[Spatial annotation records]

======

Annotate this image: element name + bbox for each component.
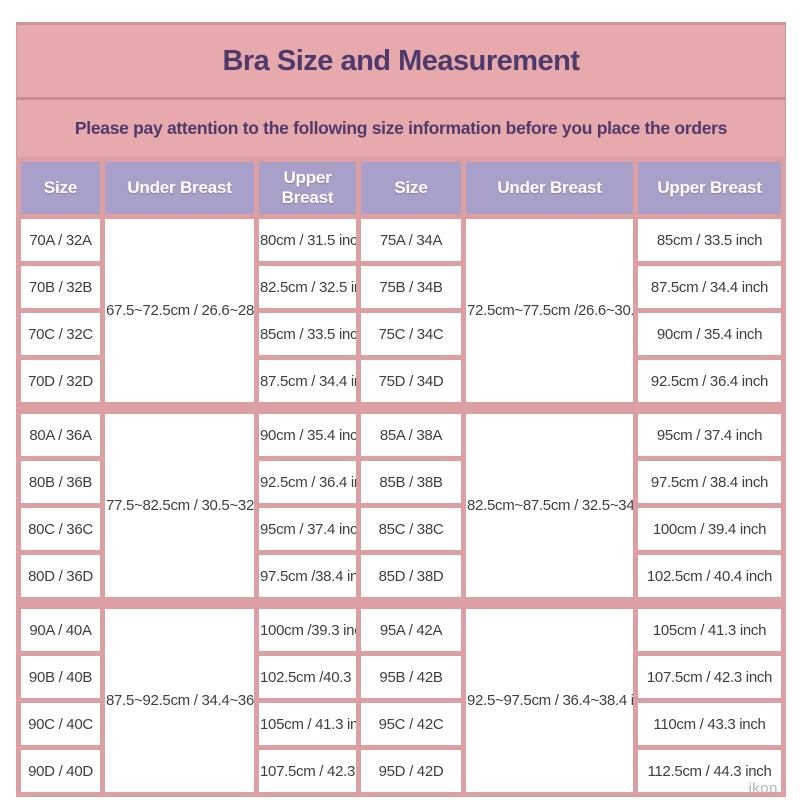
upper-breast-cell: 107.5cm / 42.3 inch (259, 750, 356, 792)
size-cell: 70C / 32C (21, 313, 100, 355)
size-cell: 80A / 36A (21, 414, 100, 456)
upper-breast-cell: 82.5cm / 32.5 inch (259, 266, 356, 308)
upper-breast-cell: 90cm / 35.4 inch (638, 313, 781, 355)
size-chart-sheet: Bra Size and Measurement Please pay atte… (16, 22, 786, 797)
upper-breast-cell: 87.5cm / 34.4 inch (259, 360, 356, 409)
size-cell: 90C / 40C (21, 703, 100, 745)
upper-breast-cell: 110cm / 43.3 inch (638, 703, 781, 745)
size-cell: 85A / 38A (361, 414, 461, 456)
table-row: 80C / 36C 95cm / 37.4 inch 85C / 38C 100cm … (21, 508, 781, 550)
upper-breast-cell: 100cm /39.3 inch (259, 609, 356, 651)
under-breast-cell: 72.5cm~77.5cm /26.6~30.5 inch (466, 219, 633, 409)
size-cell: 75B / 34B (361, 266, 461, 308)
size-cell: 80C / 36C (21, 508, 100, 550)
size-cell: 85D / 38D (361, 555, 461, 604)
upper-breast-cell: 95cm / 37.4 inch (638, 414, 781, 456)
upper-breast-cell: 107.5cm / 42.3 inch (638, 656, 781, 698)
under-breast-cell: 82.5cm~87.5cm / 32.5~34.4 inch (466, 414, 633, 604)
size-cell: 75C / 34C (361, 313, 461, 355)
size-cell: 90A / 40A (21, 609, 100, 651)
header-row: Size Under Breast Upper Breast Size Unde… (21, 162, 781, 214)
column-header-size-right: Size (361, 162, 461, 214)
table-row: 90B / 40B 102.5cm /40.3 inch95B / 42B 107.… (21, 656, 781, 698)
size-cell: 95C / 42C (361, 703, 461, 745)
under-breast-cell: 92.5~97.5cm / 36.4~38.4 inch (466, 609, 633, 792)
upper-breast-cell: 92.5cm / 36.4 inch (259, 461, 356, 503)
column-header-upper-breast-right: Upper Breast (638, 162, 781, 214)
size-cell: 90B / 40B (21, 656, 100, 698)
size-table-header: Size Under Breast Upper Breast Size Unde… (21, 162, 781, 214)
table-row: 90C / 40C 105cm / 41.3 inch95C / 42C 110cm… (21, 703, 781, 745)
subtitle-band: Please pay attention to the following si… (16, 100, 786, 157)
size-table: Size Under Breast Upper Breast Size Unde… (16, 157, 786, 797)
upper-breast-cell: 97.5cm / 38.4 inch (638, 461, 781, 503)
table-row: 80B / 36B 92.5cm / 36.4 inch85B / 38B 97.5… (21, 461, 781, 503)
size-cell: 90D / 40D (21, 750, 100, 792)
upper-breast-cell: 92.5cm / 36.4 inch (638, 360, 781, 409)
size-cell: 95B / 42B (361, 656, 461, 698)
under-breast-cell: 87.5~92.5cm / 34.4~36.4 inch (105, 609, 254, 792)
upper-breast-cell: 102.5cm / 40.4 inch (638, 555, 781, 604)
table-row: 90D / 40D 107.5cm / 42.3 inch95D / 42D 112… (21, 750, 781, 792)
upper-breast-cell: 85cm / 33.5 inch (259, 313, 356, 355)
page-title: Bra Size and Measurement (222, 44, 580, 77)
column-header-under-breast-left: Under Breast (105, 162, 254, 214)
size-cell: 70B / 32B (21, 266, 100, 308)
size-cell: 80D / 36D (21, 555, 100, 604)
table-row: 70C / 32C 85cm / 33.5 inch 75C / 34C 90cm /… (21, 313, 781, 355)
upper-breast-cell: 97.5cm /38.4 inch (259, 555, 356, 604)
upper-breast-cell: 85cm / 33.5 inch (638, 219, 781, 261)
size-cell: 95A / 42A (361, 609, 461, 651)
title-band: Bra Size and Measurement (16, 22, 786, 100)
upper-breast-cell: 90cm / 35.4 inch (259, 414, 356, 456)
size-cell: 75D / 34D (361, 360, 461, 409)
size-cell: 85B / 38B (361, 461, 461, 503)
column-header-size-left: Size (21, 162, 100, 214)
table-row: 80D / 36D 97.5cm /38.4 inch85D / 38D 102.5… (21, 555, 781, 604)
page-subtitle: Please pay attention to the following si… (74, 118, 728, 138)
upper-breast-cell: 112.5cm / 44.3 inch (638, 750, 781, 792)
size-cell: 70A / 32A (21, 219, 100, 261)
table-row: 70D / 32D 87.5cm / 34.4 inch75D / 34D 92.5… (21, 360, 781, 409)
upper-breast-cell: 95cm / 37.4 inch (259, 508, 356, 550)
upper-breast-cell: 105cm / 41.3 inch (259, 703, 356, 745)
table-row: 70B / 32B 82.5cm / 32.5 inch75B / 34B 87.5… (21, 266, 781, 308)
upper-breast-cell: 105cm / 41.3 inch (638, 609, 781, 651)
column-header-under-breast-right: Under Breast (466, 162, 633, 214)
size-cell: 70D / 32D (21, 360, 100, 409)
under-breast-cell: 67.5~72.5cm / 26.6~28.5 inch (105, 219, 254, 409)
watermark: ikon (748, 780, 778, 797)
size-cell: 95D / 42D (361, 750, 461, 792)
size-cell: 75A / 34A (361, 219, 461, 261)
size-cell: 80B / 36B (21, 461, 100, 503)
under-breast-cell: 77.5~82.5cm / 30.5~32.5 inch (105, 414, 254, 604)
column-header-upper-breast-left: Upper Breast (259, 162, 356, 214)
upper-breast-cell: 80cm / 31.5 inch (259, 219, 356, 261)
upper-breast-cell: 102.5cm /40.3 inch (259, 656, 356, 698)
size-cell: 85C / 38C (361, 508, 461, 550)
upper-breast-cell: 87.5cm / 34.4 inch (638, 266, 781, 308)
upper-breast-cell: 100cm / 39.4 inch (638, 508, 781, 550)
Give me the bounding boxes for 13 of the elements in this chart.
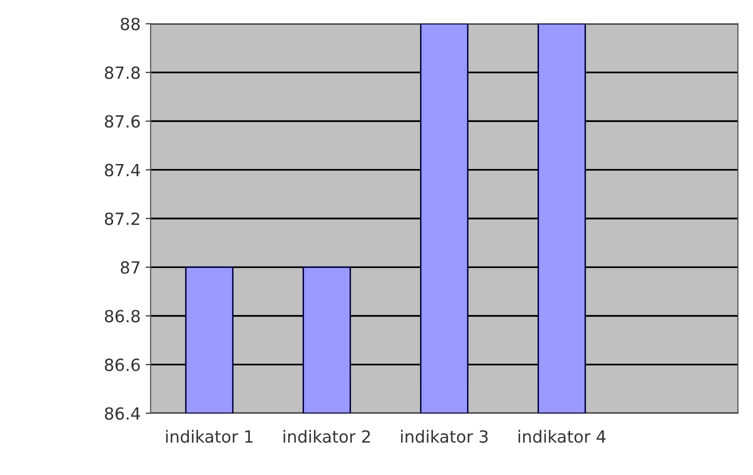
y-tick-label: 88 — [120, 18, 140, 30]
y-tick-label: 87.6 — [104, 115, 140, 128]
y-tick-label: 86.4 — [104, 407, 140, 420]
y-tick-label: 87.8 — [104, 66, 140, 80]
x-tick-label: indikator 4 — [518, 430, 606, 443]
x-tick-label: indikator 3 — [401, 430, 488, 443]
y-tick-label: 87 — [120, 261, 140, 274]
x-tick-label: indikator 2 — [284, 430, 370, 443]
y-tick-label: 86.8 — [104, 310, 140, 322]
y-tick-label: 87.4 — [104, 164, 140, 176]
y-tick-label: 86.6 — [104, 358, 140, 372]
y-tick-label: 87.2 — [104, 212, 140, 226]
x-tick-label: indikator 1 — [166, 430, 253, 443]
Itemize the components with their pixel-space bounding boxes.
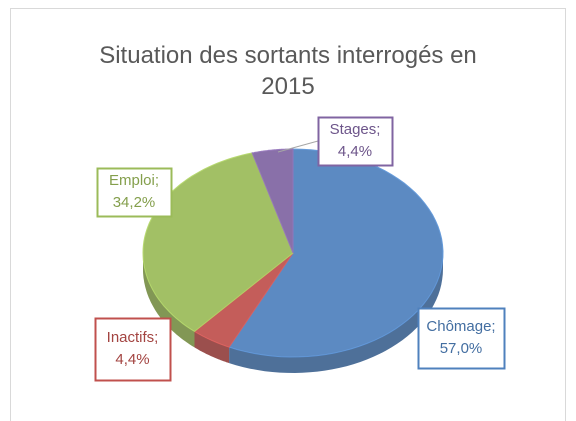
data-label-box (417, 307, 506, 370)
data-label: 34,2% (113, 194, 156, 211)
data-label-category: Stages; (330, 121, 381, 138)
chart-title: Situation des sortants interrogés en 201… (99, 42, 477, 100)
data-label: 4,4% (338, 143, 372, 160)
data-label-category: Inactifs; (107, 329, 159, 346)
slice-side (194, 331, 230, 364)
data-label-category: Emploi; (109, 172, 159, 189)
slice (251, 148, 294, 254)
slice-side (143, 253, 195, 348)
data-label-box (94, 317, 172, 382)
data-label: 57,0% (440, 340, 483, 357)
slice-side (229, 253, 443, 373)
data-label-category: Chômage; (426, 318, 495, 335)
leader-line (277, 140, 319, 153)
slice (193, 252, 294, 348)
data-label-box (317, 116, 394, 167)
data-label-box (96, 167, 173, 218)
data-label: 4,4% (115, 351, 149, 368)
slice (142, 152, 294, 333)
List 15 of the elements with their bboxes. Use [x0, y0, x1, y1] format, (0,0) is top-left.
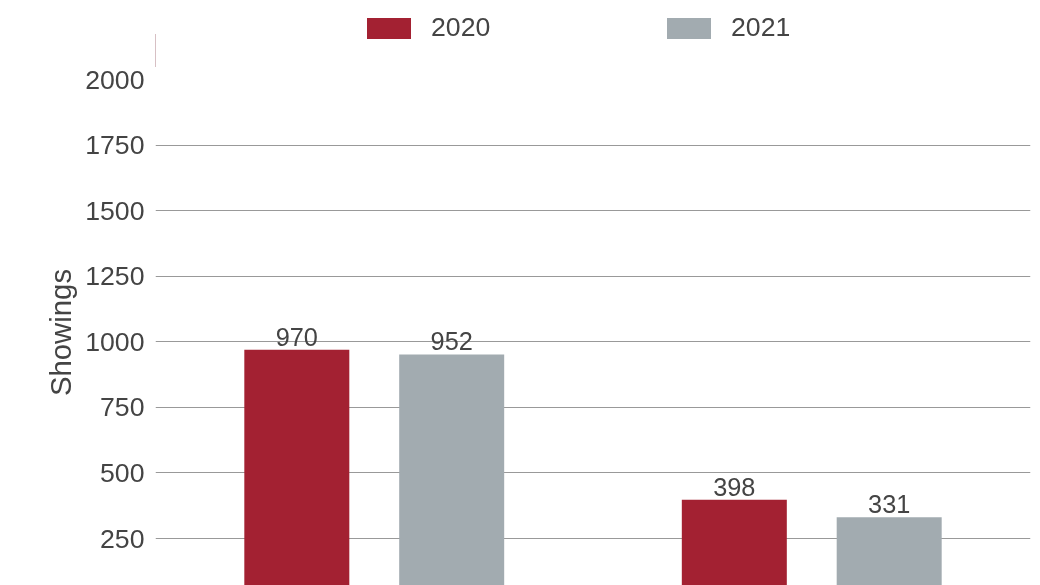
y-tick-label: 1500 — [85, 195, 145, 226]
y-tick-label: 1000 — [85, 326, 145, 357]
y-axis-title: Showings — [44, 268, 78, 397]
y-tick-label: 1250 — [85, 261, 145, 292]
y-tick-label: 250 — [100, 523, 145, 554]
legend-label: 2021 — [731, 12, 792, 43]
y-tick-label: 750 — [100, 392, 145, 423]
data-label: 331 — [868, 490, 911, 519]
y-tick-label: 1750 — [85, 130, 145, 161]
y-tick-label: 500 — [100, 457, 145, 488]
data-label: 952 — [430, 327, 473, 356]
data-label: 398 — [713, 472, 756, 501]
y-tick-label: 2000 — [85, 64, 145, 95]
legend-label: 2020 — [431, 12, 492, 43]
data-label: 970 — [275, 322, 318, 351]
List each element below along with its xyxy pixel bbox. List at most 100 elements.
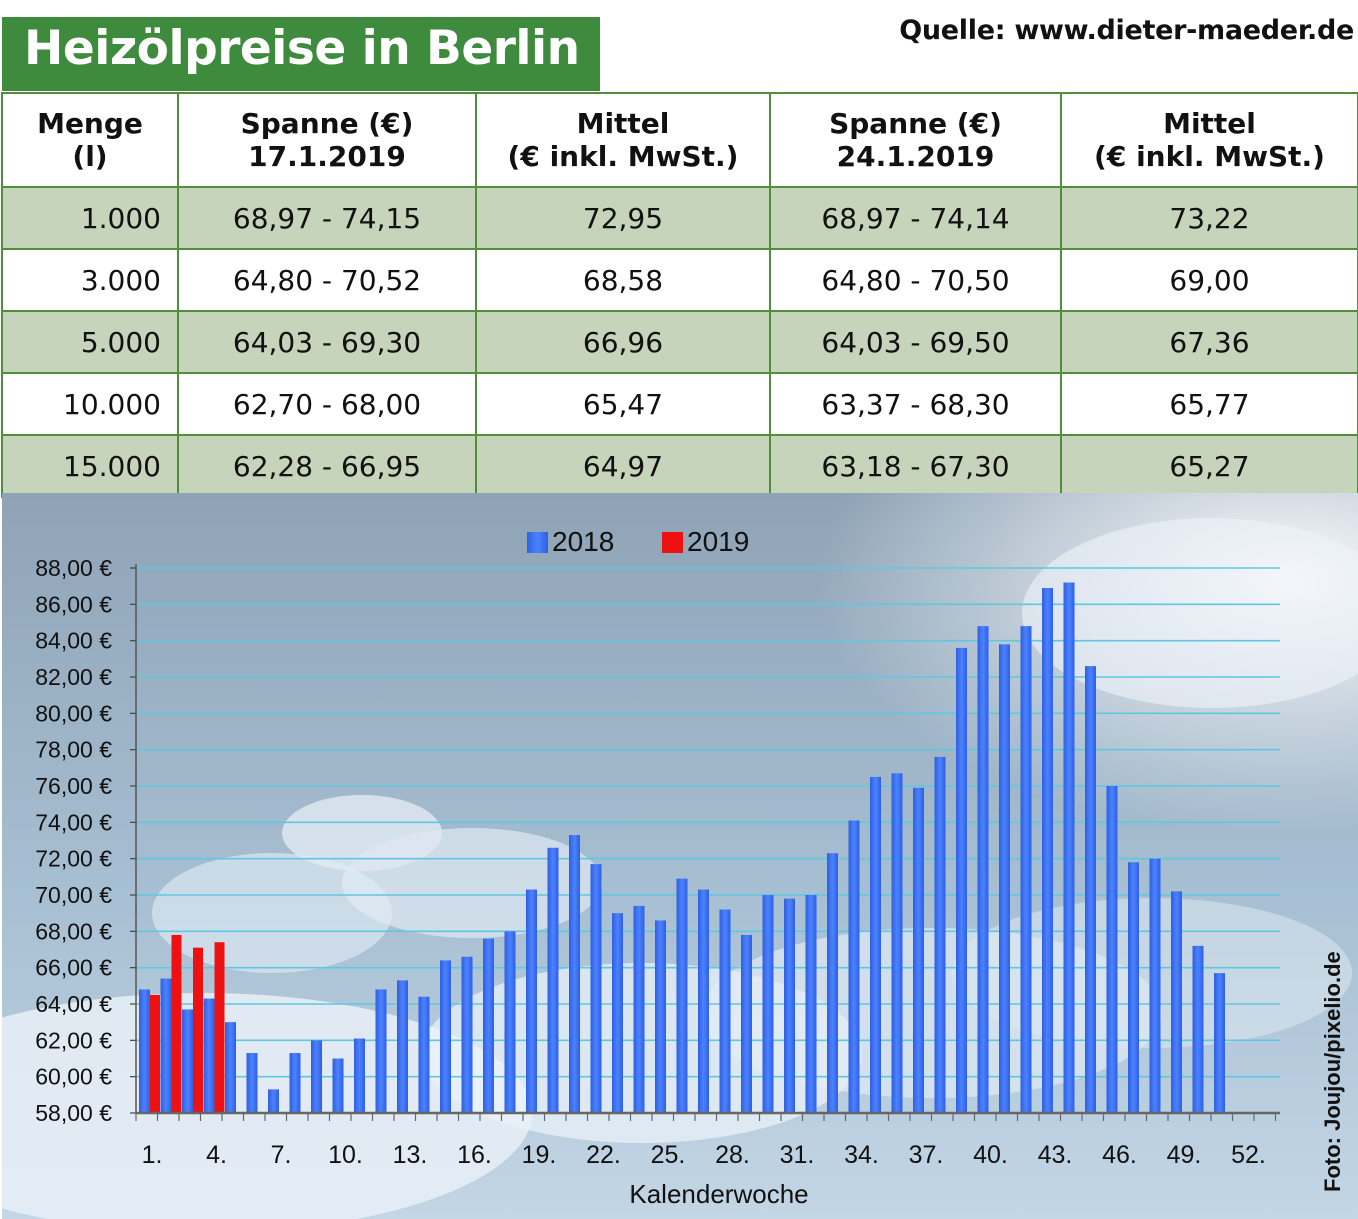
cell-spanne-2: 64,03 - 69,50 — [769, 310, 1062, 374]
header-mittel-2: Mittel (€ inkl. MwSt.) — [1060, 92, 1358, 188]
bar-2018 — [332, 1058, 344, 1113]
bar-2018 — [590, 864, 602, 1113]
cell-mittel-2: 73,22 — [1060, 186, 1358, 250]
x-tick-label: 49. — [1167, 1141, 1202, 1169]
bar-2018 — [762, 895, 774, 1113]
x-tick-label: 13. — [393, 1141, 428, 1169]
bar-2018 — [1063, 582, 1075, 1113]
cell-mittel-1: 66,96 — [475, 310, 771, 374]
table-row: 5.000 64,03 - 69,30 66,96 64,03 - 69,50 … — [1, 310, 1358, 374]
bar-2019 — [171, 934, 182, 1113]
header-mittel-1-line1: Mittel — [576, 107, 670, 140]
y-tick-label: 78,00 € — [35, 737, 112, 763]
header-menge-line2: (l) — [72, 140, 108, 173]
bar-2018 — [1192, 945, 1204, 1113]
cell-menge: 5.000 — [1, 310, 179, 374]
bar-2018 — [698, 889, 709, 1113]
cell-mittel-1: 65,47 — [475, 372, 771, 436]
source-label: Quelle: www.dieter-maeder.de — [899, 15, 1354, 46]
chart-axes: 58,00 € 60,00 € 62,00 € 64,00 € 66,00 € 68,00… — [35, 555, 1280, 1169]
bar-2018 — [354, 1038, 365, 1113]
header-spanne-1-line2: 17.1.2019 — [248, 140, 406, 173]
chart-panel: 58,00 € 60,00 € 62,00 € 64,00 € 66,00 € 68,00… — [2, 493, 1358, 1219]
legend-swatch-2018 — [527, 532, 548, 553]
bar-2018 — [225, 1022, 236, 1113]
x-tick-label: 52. — [1231, 1141, 1266, 1169]
header-mittel-1: Mittel (€ inkl. MwSt.) — [475, 92, 771, 188]
y-tick-label: 62,00 € — [35, 1027, 112, 1053]
y-tick-label: 72,00 € — [35, 846, 112, 872]
x-axis-title: Kalenderwoche — [629, 1179, 808, 1209]
bar-2018 — [139, 989, 150, 1113]
bar-2018 — [418, 996, 430, 1113]
y-tick-label: 86,00 € — [35, 591, 112, 617]
y-tick-label: 84,00 € — [35, 628, 112, 654]
x-tick-label: 31. — [780, 1141, 815, 1169]
cell-mittel-1: 68,58 — [475, 248, 771, 312]
bar-2018 — [827, 853, 838, 1113]
cell-mittel-1: 72,95 — [475, 186, 771, 250]
cell-spanne-1: 64,03 - 69,30 — [177, 310, 477, 374]
x-tick-label: 19. — [522, 1141, 557, 1169]
chart-legend: 2018 2019 — [527, 526, 749, 557]
header-spanne-1-line1: Spanne (€) — [240, 107, 414, 140]
bar-2018 — [1106, 786, 1118, 1113]
cell-spanne-1: 62,28 - 66,95 — [177, 434, 477, 498]
bar-2018 — [547, 847, 559, 1113]
cell-menge: 3.000 — [1, 248, 179, 312]
bar-2018 — [483, 938, 494, 1113]
y-tick-label: 74,00 € — [35, 809, 112, 835]
x-tick-label: 43. — [1038, 1141, 1073, 1169]
y-tick-label: 88,00 € — [35, 555, 112, 581]
bar-2018 — [719, 909, 731, 1113]
x-tick-label: 40. — [973, 1141, 1008, 1169]
bar-2018 — [999, 644, 1010, 1113]
header-spanne-2-line2: 24.1.2019 — [836, 140, 995, 173]
x-tick-label: 28. — [715, 1141, 750, 1169]
x-tick-label: 10. — [328, 1141, 363, 1169]
bar-2018 — [1042, 587, 1053, 1113]
table-header-row: Menge (l) Spanne (€) 17.1.2019 Mittel (€ in… — [1, 92, 1358, 188]
x-tick-label: 1. — [142, 1141, 163, 1169]
cell-mittel-2: 67,36 — [1060, 310, 1358, 374]
cell-menge: 10.000 — [1, 372, 179, 436]
header-menge-line1: Menge — [37, 107, 143, 140]
title-banner: Heizölpreise in Berlin — [2, 17, 600, 91]
table-row: 3.000 64,80 - 70,52 68,58 64,80 - 70,50 … — [1, 248, 1358, 312]
bar-2018 — [311, 1040, 322, 1113]
bar-2019 — [193, 947, 203, 1113]
bar-2018 — [440, 960, 451, 1113]
y-tick-label: 82,00 € — [35, 664, 112, 690]
bar-2018 — [268, 1089, 279, 1113]
header-menge: Menge (l) — [1, 92, 179, 188]
cell-spanne-1: 68,97 - 74,15 — [177, 186, 477, 250]
cell-spanne-2: 63,18 - 67,30 — [769, 434, 1062, 498]
y-tick-label: 66,00 € — [35, 955, 112, 981]
bar-2019 — [214, 942, 225, 1113]
x-tick-label: 16. — [457, 1141, 492, 1169]
cell-menge: 15.000 — [1, 434, 179, 498]
bar-2018 — [612, 913, 623, 1113]
bar-2018 — [805, 895, 817, 1113]
y-tick-label: 70,00 € — [35, 882, 112, 908]
legend-swatch-2019 — [662, 532, 683, 553]
bar-2018 — [891, 773, 903, 1113]
price-table: Menge (l) Spanne (€) 17.1.2019 Mittel (€ in… — [1, 92, 1358, 498]
x-tick-label: 46. — [1102, 1141, 1137, 1169]
bar-2018 — [1128, 862, 1139, 1113]
bar-2018 — [977, 626, 989, 1113]
y-tick-label: 60,00 € — [35, 1064, 112, 1090]
bar-2018 — [504, 931, 516, 1113]
bar-2019 — [150, 994, 160, 1113]
bar-2018 — [956, 647, 967, 1113]
cell-spanne-2: 64,80 - 70,50 — [769, 248, 1062, 312]
bar-2018 — [848, 820, 860, 1113]
bar-2018 — [1020, 626, 1032, 1113]
header-spanne-2-line1: Spanne (€) — [829, 107, 1002, 140]
bar-2018 — [569, 835, 580, 1113]
bar-2018 — [203, 998, 215, 1113]
x-tick-label: 37. — [909, 1141, 944, 1169]
bar-2018 — [1149, 858, 1161, 1113]
bar-2018 — [934, 756, 946, 1113]
x-tick-label: 25. — [651, 1141, 686, 1169]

======

__GIVEN TASK__
Put every line from the one containing "data-label-box (417, 307, 506, 370)" down to the one containing "data-label-box (94, 317, 172, 382)" into a JSON list of strings, one string per line, leaving out blank lines.

__TASK RESULT__
[
  "data-label-box (417, 307, 506, 370)",
  "data-label: 34,2% (113, 194, 156, 211)",
  "data-label-category: Stages; (330, 121, 381, 138)",
  "chart-title: Situation des sortants interrogés en 201… (99, 42, 477, 100)",
  "data-label: 4,4% (338, 143, 372, 160)",
  "data-label-category: Inactifs; (107, 329, 159, 346)",
  "slice-side (194, 331, 230, 364)",
  "data-label-category: Emploi; (109, 172, 159, 189)",
  "slice (251, 148, 294, 254)",
  "slice-side (143, 253, 195, 348)",
  "data-label-box (94, 317, 172, 382)"
]